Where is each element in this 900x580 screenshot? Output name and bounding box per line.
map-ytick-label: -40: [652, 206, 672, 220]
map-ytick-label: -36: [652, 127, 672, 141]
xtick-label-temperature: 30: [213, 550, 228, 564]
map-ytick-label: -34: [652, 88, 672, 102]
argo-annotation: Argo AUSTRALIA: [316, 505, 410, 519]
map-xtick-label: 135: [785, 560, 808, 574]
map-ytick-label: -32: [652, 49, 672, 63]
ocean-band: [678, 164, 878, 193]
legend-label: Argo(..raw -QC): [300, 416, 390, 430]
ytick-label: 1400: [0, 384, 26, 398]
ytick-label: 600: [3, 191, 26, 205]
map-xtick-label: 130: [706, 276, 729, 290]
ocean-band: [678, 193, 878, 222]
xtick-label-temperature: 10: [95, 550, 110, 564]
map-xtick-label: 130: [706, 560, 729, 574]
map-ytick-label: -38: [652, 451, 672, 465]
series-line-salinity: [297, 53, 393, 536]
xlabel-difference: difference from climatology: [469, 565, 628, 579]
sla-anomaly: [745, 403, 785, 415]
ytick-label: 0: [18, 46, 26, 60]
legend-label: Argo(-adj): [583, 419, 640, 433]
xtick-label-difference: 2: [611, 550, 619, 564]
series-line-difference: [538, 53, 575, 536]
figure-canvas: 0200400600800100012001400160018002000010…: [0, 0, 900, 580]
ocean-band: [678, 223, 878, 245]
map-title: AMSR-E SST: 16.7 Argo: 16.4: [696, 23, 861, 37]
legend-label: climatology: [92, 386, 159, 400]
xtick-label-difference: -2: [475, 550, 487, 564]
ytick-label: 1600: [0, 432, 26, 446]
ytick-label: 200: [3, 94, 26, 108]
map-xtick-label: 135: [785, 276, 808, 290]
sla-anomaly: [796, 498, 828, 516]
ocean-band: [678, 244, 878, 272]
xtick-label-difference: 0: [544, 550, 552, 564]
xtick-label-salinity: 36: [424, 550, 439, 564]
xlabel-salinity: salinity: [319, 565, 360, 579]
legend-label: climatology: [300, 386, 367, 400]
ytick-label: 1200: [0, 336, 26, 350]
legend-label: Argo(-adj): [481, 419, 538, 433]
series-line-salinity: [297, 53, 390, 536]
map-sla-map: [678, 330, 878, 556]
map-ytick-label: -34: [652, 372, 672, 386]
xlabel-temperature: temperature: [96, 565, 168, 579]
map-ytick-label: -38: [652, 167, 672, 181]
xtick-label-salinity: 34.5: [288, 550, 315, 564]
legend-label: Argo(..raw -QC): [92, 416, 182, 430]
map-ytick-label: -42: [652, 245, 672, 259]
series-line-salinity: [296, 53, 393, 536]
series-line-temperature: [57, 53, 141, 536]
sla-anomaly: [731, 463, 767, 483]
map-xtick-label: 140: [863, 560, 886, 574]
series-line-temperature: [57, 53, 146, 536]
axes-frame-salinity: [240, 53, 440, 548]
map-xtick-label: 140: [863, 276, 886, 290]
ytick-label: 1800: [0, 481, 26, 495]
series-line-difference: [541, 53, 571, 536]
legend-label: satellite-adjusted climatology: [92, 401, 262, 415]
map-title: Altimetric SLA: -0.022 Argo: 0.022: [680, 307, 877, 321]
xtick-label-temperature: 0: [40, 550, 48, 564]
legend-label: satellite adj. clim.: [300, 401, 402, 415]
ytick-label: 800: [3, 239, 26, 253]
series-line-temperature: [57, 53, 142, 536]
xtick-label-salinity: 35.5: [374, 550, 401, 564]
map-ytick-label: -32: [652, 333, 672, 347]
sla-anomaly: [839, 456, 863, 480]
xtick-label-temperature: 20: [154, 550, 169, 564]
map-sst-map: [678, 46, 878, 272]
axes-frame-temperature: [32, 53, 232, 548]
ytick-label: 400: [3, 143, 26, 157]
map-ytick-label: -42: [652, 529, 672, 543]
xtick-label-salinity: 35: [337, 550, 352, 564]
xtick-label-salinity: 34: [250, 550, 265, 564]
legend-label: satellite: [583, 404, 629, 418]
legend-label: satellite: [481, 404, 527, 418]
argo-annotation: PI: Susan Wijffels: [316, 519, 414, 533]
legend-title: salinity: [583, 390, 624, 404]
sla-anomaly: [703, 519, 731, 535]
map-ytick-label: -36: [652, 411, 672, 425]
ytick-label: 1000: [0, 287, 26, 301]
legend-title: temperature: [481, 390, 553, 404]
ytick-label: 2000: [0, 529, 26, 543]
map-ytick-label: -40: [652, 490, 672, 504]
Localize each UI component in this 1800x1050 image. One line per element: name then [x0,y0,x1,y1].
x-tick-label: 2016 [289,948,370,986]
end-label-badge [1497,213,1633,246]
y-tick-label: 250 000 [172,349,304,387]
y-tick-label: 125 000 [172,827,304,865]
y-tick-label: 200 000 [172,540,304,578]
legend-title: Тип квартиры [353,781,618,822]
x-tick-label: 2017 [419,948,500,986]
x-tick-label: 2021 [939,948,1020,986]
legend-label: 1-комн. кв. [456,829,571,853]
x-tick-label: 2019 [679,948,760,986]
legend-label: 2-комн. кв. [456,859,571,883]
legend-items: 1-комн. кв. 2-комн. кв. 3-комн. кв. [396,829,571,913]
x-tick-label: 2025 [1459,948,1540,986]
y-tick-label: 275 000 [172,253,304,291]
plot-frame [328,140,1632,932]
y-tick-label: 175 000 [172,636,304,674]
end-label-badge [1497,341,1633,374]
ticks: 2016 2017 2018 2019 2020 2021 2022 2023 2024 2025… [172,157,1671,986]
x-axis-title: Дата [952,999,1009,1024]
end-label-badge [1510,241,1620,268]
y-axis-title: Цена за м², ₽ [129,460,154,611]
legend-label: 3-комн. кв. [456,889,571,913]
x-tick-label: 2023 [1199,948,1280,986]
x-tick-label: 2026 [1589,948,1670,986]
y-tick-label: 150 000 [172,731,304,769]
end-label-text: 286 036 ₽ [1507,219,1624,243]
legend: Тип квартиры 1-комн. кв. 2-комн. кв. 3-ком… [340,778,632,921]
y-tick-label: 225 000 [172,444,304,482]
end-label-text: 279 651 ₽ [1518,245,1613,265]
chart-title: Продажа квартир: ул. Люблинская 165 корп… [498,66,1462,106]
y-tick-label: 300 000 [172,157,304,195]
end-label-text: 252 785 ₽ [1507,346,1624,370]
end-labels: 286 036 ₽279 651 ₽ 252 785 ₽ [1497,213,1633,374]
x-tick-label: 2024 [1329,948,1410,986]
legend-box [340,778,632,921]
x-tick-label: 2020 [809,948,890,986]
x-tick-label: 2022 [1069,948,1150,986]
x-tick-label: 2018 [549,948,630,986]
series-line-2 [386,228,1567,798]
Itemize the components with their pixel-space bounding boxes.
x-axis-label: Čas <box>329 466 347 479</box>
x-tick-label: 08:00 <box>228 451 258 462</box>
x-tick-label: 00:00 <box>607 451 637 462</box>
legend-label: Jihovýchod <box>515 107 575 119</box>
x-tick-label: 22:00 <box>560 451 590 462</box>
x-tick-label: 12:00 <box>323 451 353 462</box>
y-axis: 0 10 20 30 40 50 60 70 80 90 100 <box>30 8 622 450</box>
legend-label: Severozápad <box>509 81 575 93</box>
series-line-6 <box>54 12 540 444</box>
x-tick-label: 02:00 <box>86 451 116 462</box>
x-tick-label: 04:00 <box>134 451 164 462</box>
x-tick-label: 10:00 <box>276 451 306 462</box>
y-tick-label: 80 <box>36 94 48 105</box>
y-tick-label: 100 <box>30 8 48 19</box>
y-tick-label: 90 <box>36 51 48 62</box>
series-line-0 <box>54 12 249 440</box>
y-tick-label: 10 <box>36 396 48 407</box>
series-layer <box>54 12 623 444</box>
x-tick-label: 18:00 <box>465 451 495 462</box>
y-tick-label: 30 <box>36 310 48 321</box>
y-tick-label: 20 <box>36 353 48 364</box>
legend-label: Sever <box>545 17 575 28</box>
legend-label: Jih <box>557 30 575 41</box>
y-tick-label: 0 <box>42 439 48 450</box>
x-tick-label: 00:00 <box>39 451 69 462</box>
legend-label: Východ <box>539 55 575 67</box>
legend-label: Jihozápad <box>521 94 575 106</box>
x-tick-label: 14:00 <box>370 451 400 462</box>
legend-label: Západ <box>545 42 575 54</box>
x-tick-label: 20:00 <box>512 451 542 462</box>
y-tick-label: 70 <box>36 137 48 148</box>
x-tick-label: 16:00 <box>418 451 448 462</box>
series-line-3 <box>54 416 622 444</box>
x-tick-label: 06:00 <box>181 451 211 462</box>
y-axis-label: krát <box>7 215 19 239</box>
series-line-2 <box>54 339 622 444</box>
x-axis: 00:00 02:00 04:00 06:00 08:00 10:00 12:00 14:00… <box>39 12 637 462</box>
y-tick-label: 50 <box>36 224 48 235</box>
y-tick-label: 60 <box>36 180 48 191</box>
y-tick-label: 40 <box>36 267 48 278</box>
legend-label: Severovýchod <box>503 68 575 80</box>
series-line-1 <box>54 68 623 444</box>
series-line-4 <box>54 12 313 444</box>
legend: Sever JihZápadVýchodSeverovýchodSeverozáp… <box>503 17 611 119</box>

○ ○ ○

Directive: Update the material from its first line up to and including the line with "series-line-difference: [538, 53, 575, 536]". Replace each "ocean-band" with "sea-band" and leave everything else unchanged.

Exercise solution:
Where is each element in this 900x580 screenshot? Output name and bounding box per line.
map-ytick-label: -40: [652, 206, 672, 220]
map-ytick-label: -36: [652, 127, 672, 141]
xtick-label-temperature: 30: [213, 550, 228, 564]
map-ytick-label: -34: [652, 88, 672, 102]
argo-annotation: Argo AUSTRALIA: [316, 505, 410, 519]
map-xtick-label: 135: [785, 560, 808, 574]
map-ytick-label: -32: [652, 49, 672, 63]
sea-band: [678, 164, 878, 193]
legend-label: Argo(..raw -QC): [300, 416, 390, 430]
ytick-label: 1400: [0, 384, 26, 398]
ytick-label: 600: [3, 191, 26, 205]
map-xtick-label: 130: [706, 276, 729, 290]
sea-band: [678, 193, 878, 222]
xtick-label-temperature: 10: [95, 550, 110, 564]
map-xtick-label: 130: [706, 560, 729, 574]
map-ytick-label: -38: [652, 451, 672, 465]
series-line-salinity: [297, 53, 393, 536]
xlabel-difference: difference from climatology: [469, 565, 628, 579]
sla-anomaly: [745, 403, 785, 415]
ytick-label: 0: [18, 46, 26, 60]
legend-label: Argo(-adj): [583, 419, 640, 433]
xtick-label-difference: 2: [611, 550, 619, 564]
series-line-difference: [538, 53, 575, 536]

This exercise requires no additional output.